** start of EXTRACTED TEXT **

Lacking a proletarian strategy, and desperate to do something, some in the RYM wing ended up in the Weather Underground. The Weathermen would conduct acts of individual terror that were self-defeating and, more times than not, far more dangerous to themselves than to the bourgeoisie. Such a program was no break from liberalism, but in fact a logical conclusion, in extremis, of the liberal program of bearing “moral witness” to the government’s crimes. The Weathermen’s strategy was futile; at the same time, their targets were representatives of imperialism and capitalist oppression. As comrade Trotsky wrote of a German youth who had assassinated a Nazi:

“We Marxists consider the tactic of individual terror inexpedient in the tasks of the liberating struggle of the proletariat as well as oppressed nationalities. A single isolated hero cannot replace the masses. But we understand only too clearly the inevitability of such convulsive acts of despair and vengeance. All our emotions, all our sympathies are with the self-sacrificing avengers even though they have been unable to discover the correct road.”

—“For Grynszpan: Against Fascist Pogrom Gangs and Stalinist Scoundrels,” February 1939

While politically in opposition to the Weathermen, we fought for their defense, insisting that they were “an integral part of the radical movement.” We wrote:

“The real crime vis-a-vis terror politics and heroic individualism is that it allows the revolutionary energies of some of the movement’s most talented, dedicated people to be channeled into futile and self-destructive actions. It is our job to seek to redirect these energies into genuinely revolutionary directions.”

** end of EXTRACTED TEXT **

#### [AIM OF THE TASK]
In the passage about the Weather Underground, what date accompanies the quoted Trotsky article?

** start of RECORD LIST **

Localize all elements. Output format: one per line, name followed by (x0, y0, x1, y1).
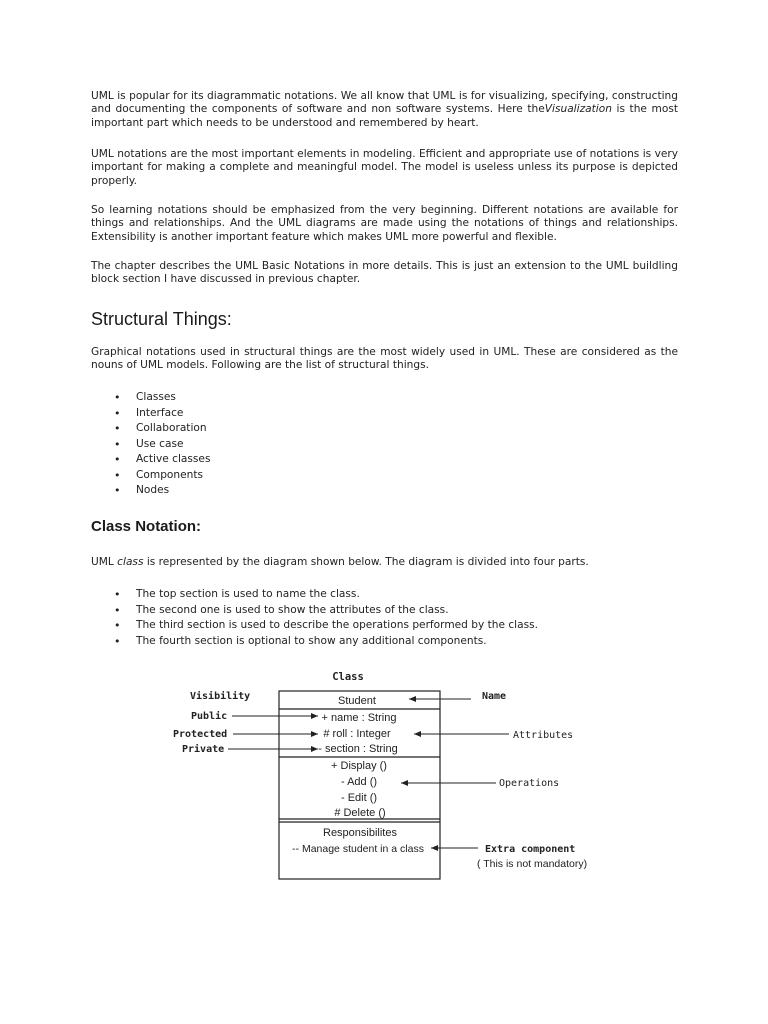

** end of RECORD LIST **
** start of RECORD LIST **

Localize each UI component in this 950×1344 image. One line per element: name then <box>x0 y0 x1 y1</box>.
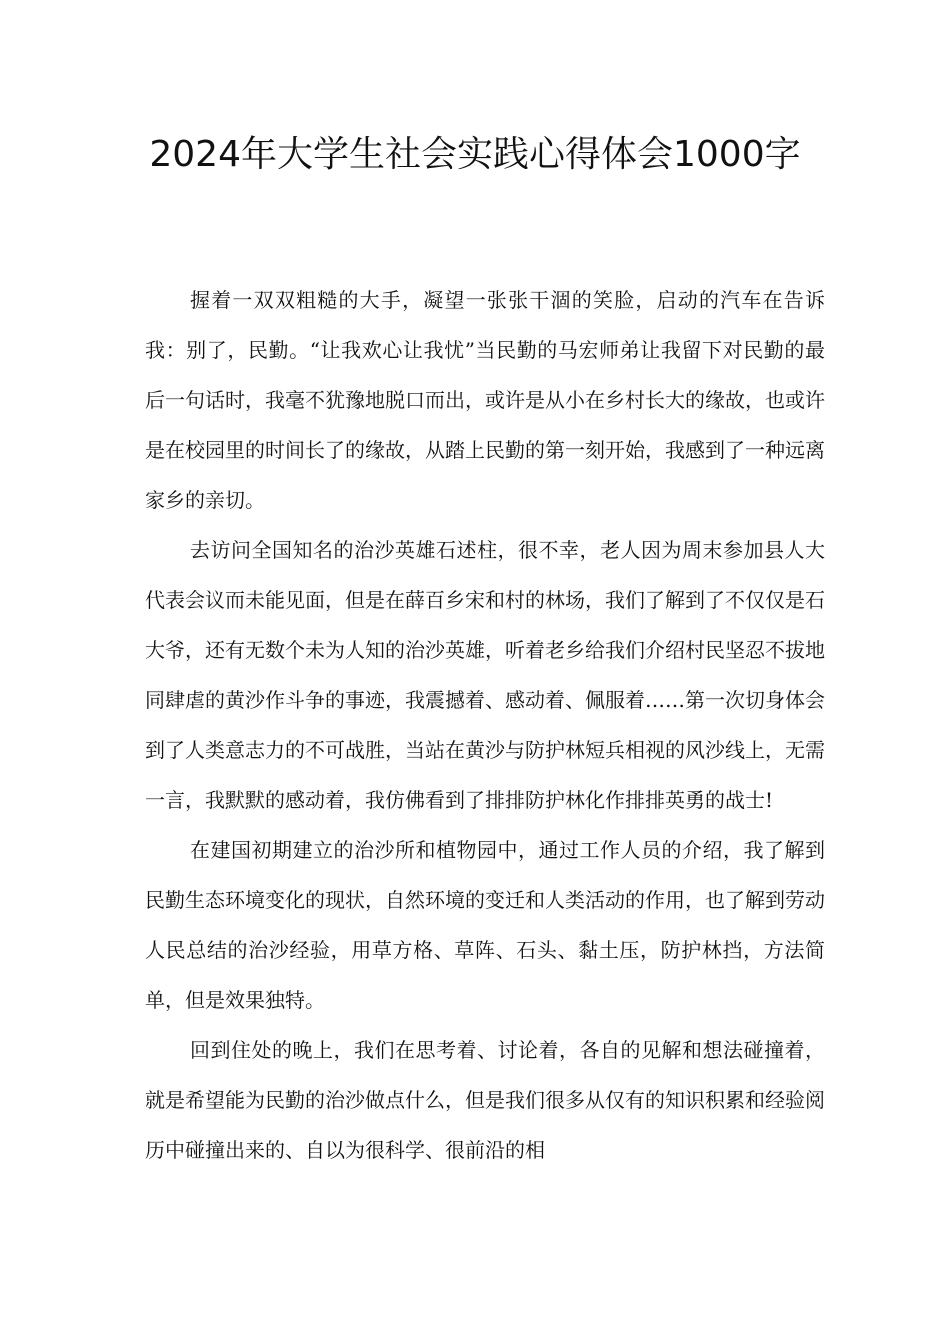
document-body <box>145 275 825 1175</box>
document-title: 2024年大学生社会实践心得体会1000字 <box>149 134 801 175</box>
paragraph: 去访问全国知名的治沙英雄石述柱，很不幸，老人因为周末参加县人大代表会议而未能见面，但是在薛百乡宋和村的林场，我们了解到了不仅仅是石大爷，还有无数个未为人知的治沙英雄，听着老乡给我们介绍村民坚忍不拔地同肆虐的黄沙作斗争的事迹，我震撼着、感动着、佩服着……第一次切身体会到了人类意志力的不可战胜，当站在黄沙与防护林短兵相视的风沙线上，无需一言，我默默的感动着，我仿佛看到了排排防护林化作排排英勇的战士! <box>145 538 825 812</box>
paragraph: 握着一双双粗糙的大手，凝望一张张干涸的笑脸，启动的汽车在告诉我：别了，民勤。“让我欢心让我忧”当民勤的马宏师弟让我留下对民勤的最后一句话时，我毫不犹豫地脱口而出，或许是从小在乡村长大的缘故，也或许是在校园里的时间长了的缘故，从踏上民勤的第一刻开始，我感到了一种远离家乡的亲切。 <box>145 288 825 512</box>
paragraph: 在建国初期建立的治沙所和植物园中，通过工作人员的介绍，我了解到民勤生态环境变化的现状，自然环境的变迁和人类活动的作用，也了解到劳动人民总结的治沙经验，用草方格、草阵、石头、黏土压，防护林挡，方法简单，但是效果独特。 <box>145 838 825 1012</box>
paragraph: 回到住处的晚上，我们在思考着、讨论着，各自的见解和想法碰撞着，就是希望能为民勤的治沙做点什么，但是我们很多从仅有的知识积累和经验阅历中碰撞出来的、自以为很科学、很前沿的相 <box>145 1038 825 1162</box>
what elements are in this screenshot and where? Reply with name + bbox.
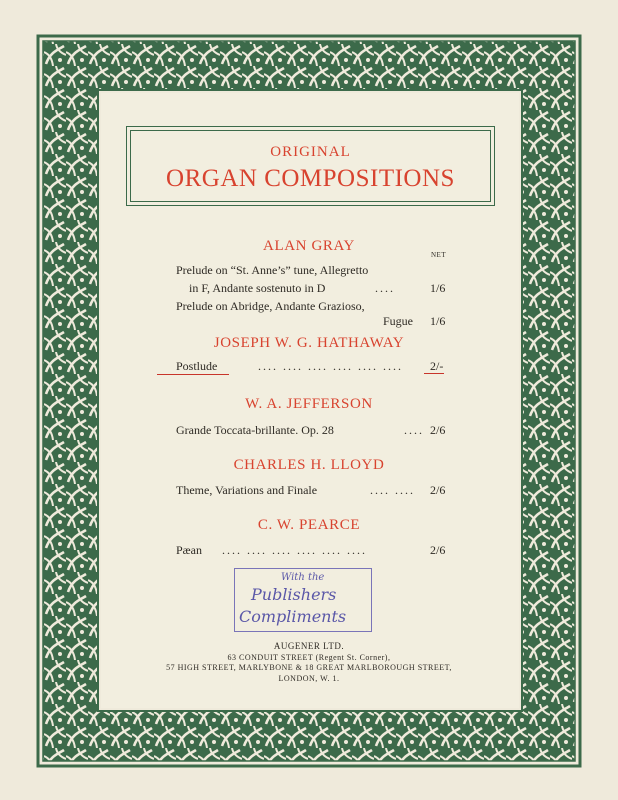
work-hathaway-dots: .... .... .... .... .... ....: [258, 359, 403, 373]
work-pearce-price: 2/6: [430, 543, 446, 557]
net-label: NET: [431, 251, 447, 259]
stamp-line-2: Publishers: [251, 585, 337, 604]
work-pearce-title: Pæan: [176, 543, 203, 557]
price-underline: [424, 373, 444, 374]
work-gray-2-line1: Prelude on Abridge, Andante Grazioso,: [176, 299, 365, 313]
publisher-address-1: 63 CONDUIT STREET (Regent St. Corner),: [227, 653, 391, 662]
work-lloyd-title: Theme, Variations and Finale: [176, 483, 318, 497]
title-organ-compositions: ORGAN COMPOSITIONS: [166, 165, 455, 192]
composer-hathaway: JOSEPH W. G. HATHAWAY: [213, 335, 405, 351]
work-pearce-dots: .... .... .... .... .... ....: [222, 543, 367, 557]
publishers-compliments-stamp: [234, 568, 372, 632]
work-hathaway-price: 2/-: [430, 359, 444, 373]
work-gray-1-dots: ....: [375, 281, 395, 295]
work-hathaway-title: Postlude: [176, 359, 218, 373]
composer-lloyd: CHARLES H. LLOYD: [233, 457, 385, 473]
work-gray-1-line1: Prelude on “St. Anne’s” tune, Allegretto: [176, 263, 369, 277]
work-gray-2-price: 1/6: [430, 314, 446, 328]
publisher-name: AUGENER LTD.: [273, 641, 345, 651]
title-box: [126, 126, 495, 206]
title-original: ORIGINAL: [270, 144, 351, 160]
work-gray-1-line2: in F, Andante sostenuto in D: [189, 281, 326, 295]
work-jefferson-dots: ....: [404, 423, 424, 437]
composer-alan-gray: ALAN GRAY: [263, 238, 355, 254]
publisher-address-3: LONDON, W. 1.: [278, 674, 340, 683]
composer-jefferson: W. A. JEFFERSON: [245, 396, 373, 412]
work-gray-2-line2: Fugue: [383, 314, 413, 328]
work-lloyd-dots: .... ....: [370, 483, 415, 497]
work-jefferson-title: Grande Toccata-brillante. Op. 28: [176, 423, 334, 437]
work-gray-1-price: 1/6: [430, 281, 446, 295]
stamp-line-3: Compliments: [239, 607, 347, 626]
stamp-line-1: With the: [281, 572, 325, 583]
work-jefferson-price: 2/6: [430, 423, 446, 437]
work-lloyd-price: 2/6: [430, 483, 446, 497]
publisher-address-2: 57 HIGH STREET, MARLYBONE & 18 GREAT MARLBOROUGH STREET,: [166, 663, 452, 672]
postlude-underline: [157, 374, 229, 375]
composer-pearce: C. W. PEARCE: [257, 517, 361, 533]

** end of RECORD LIST **
** start of RECORD LIST **

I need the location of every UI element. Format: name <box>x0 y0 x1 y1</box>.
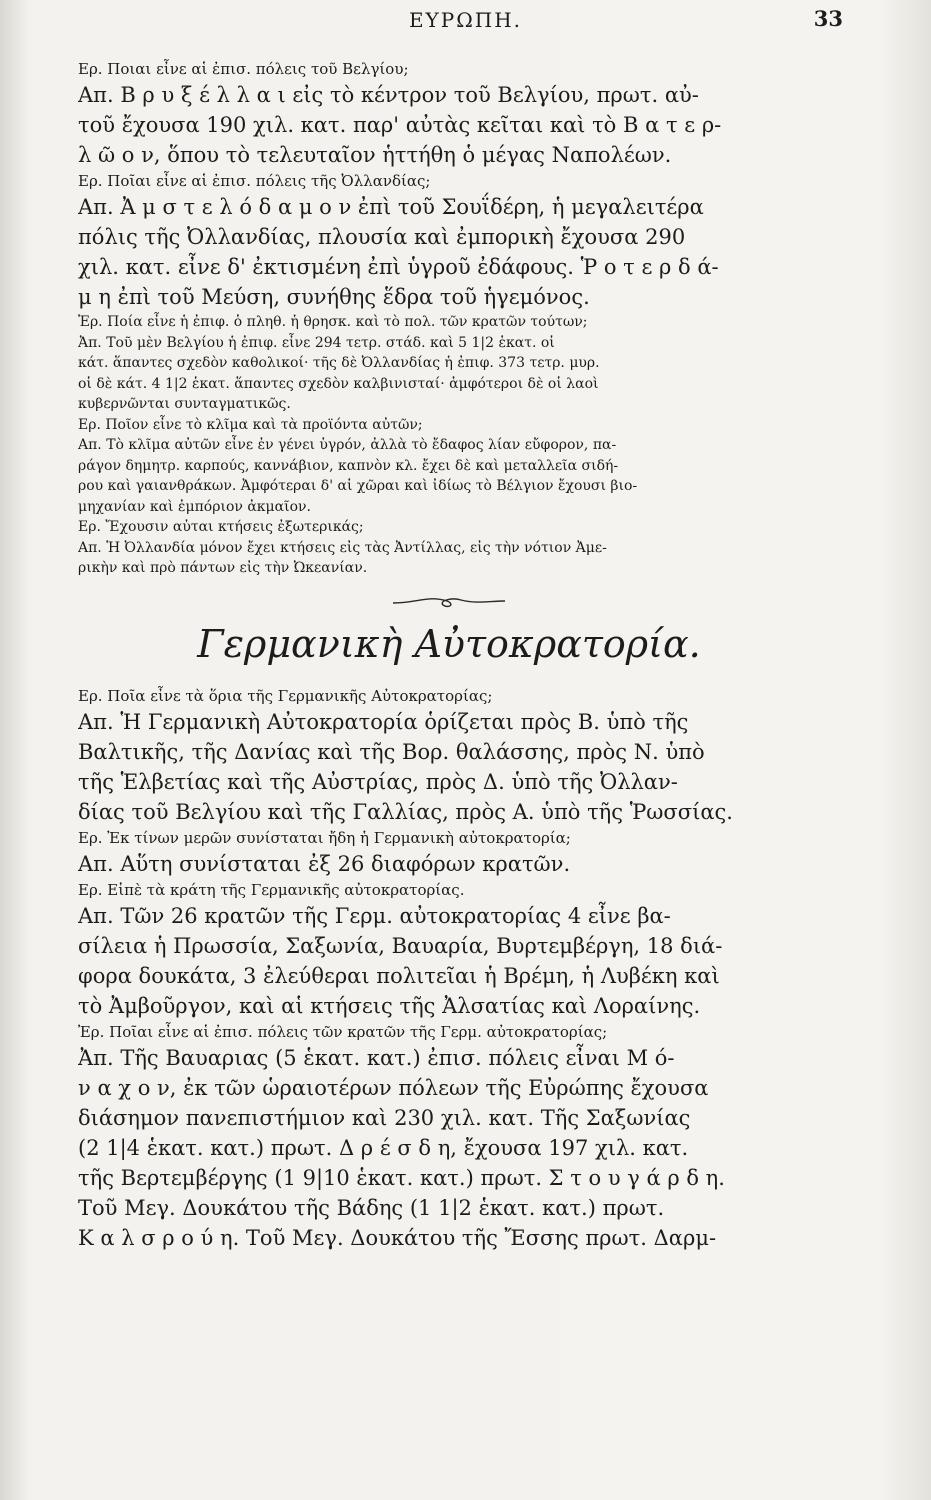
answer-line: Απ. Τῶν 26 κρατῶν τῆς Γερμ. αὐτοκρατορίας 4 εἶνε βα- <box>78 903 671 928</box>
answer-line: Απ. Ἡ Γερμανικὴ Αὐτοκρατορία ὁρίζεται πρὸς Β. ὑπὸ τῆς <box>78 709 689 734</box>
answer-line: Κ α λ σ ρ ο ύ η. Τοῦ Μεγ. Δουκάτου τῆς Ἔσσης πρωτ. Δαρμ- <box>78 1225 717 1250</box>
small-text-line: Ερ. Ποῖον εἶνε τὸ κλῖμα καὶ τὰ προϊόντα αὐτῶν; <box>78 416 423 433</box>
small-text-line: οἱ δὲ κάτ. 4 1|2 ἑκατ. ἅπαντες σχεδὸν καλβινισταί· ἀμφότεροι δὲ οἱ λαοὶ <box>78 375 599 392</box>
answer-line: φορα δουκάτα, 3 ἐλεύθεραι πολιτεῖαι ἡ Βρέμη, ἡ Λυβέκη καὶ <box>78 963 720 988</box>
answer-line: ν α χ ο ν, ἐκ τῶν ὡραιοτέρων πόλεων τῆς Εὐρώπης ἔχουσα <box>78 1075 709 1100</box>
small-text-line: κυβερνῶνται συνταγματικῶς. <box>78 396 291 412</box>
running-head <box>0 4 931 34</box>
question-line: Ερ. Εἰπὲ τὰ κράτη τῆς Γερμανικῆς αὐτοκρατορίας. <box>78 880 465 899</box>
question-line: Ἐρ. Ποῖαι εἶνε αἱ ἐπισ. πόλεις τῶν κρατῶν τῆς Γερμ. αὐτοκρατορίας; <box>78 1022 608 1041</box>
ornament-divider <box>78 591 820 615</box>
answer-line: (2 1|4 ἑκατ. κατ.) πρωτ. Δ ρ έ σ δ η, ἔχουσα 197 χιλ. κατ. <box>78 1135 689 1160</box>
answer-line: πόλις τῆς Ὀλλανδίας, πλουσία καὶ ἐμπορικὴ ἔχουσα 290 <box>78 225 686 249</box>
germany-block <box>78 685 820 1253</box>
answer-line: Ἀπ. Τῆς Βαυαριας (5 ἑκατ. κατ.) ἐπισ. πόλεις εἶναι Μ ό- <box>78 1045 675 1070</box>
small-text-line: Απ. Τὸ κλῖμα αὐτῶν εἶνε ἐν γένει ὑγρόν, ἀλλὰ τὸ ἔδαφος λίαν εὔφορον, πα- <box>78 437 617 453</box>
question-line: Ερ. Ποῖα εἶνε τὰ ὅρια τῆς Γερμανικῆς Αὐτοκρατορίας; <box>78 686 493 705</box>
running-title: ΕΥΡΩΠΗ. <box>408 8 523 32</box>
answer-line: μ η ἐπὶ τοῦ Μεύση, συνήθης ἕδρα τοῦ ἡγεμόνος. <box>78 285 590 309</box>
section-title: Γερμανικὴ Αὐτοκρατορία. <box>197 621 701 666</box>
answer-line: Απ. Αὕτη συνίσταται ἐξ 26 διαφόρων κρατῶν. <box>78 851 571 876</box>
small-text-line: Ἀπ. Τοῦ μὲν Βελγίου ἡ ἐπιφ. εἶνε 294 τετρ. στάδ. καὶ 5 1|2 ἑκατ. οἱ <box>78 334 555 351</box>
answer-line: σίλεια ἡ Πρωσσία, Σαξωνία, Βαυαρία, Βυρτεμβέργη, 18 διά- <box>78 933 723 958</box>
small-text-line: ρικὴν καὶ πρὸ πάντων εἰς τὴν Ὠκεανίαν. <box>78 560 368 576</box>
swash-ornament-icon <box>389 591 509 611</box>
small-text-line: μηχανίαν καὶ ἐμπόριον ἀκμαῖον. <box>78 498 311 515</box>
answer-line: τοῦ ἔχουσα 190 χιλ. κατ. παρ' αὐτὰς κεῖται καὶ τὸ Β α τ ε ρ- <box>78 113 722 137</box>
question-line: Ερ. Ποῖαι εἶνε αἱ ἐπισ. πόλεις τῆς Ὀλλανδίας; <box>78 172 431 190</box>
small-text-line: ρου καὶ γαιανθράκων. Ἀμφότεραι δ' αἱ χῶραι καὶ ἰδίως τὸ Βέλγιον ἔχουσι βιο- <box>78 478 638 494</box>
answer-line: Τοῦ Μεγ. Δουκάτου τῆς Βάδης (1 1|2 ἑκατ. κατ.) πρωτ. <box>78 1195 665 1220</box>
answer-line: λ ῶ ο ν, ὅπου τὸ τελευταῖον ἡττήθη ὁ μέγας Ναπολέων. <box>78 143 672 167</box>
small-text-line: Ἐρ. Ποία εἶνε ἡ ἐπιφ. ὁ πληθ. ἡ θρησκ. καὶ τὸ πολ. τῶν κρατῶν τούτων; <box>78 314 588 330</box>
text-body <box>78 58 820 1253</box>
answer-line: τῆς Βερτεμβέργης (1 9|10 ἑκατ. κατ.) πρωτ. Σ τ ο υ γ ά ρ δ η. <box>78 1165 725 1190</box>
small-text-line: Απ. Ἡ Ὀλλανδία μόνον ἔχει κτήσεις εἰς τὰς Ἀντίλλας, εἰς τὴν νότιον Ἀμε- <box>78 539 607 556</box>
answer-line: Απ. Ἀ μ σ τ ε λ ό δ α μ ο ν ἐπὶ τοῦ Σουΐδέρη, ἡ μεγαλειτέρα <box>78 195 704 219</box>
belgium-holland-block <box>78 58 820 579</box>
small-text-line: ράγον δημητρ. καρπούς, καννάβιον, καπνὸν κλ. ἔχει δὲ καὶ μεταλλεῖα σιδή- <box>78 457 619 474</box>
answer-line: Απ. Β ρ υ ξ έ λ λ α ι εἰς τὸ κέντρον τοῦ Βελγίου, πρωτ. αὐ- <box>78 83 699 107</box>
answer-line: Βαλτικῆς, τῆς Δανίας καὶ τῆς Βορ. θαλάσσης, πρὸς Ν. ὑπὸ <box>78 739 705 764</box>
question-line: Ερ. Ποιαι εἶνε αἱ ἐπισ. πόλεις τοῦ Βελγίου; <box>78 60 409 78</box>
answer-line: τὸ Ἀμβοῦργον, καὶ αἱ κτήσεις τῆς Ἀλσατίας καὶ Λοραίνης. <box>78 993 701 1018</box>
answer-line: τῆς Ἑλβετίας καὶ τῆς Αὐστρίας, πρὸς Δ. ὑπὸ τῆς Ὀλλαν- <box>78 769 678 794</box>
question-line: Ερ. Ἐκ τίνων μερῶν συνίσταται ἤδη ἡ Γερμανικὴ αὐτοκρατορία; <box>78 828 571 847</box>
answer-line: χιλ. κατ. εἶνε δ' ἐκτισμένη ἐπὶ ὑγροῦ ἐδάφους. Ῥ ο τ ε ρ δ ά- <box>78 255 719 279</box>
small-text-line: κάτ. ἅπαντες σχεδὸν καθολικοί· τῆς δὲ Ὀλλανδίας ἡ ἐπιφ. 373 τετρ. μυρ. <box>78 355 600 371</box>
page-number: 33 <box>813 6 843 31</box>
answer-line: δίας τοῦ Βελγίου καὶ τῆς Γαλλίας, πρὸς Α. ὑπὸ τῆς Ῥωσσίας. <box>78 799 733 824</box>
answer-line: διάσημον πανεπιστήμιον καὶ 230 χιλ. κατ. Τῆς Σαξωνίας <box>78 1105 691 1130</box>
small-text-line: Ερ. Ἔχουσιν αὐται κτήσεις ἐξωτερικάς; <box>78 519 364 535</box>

** end of RECORD LIST **

#### [THE OUTPUT]
February 1939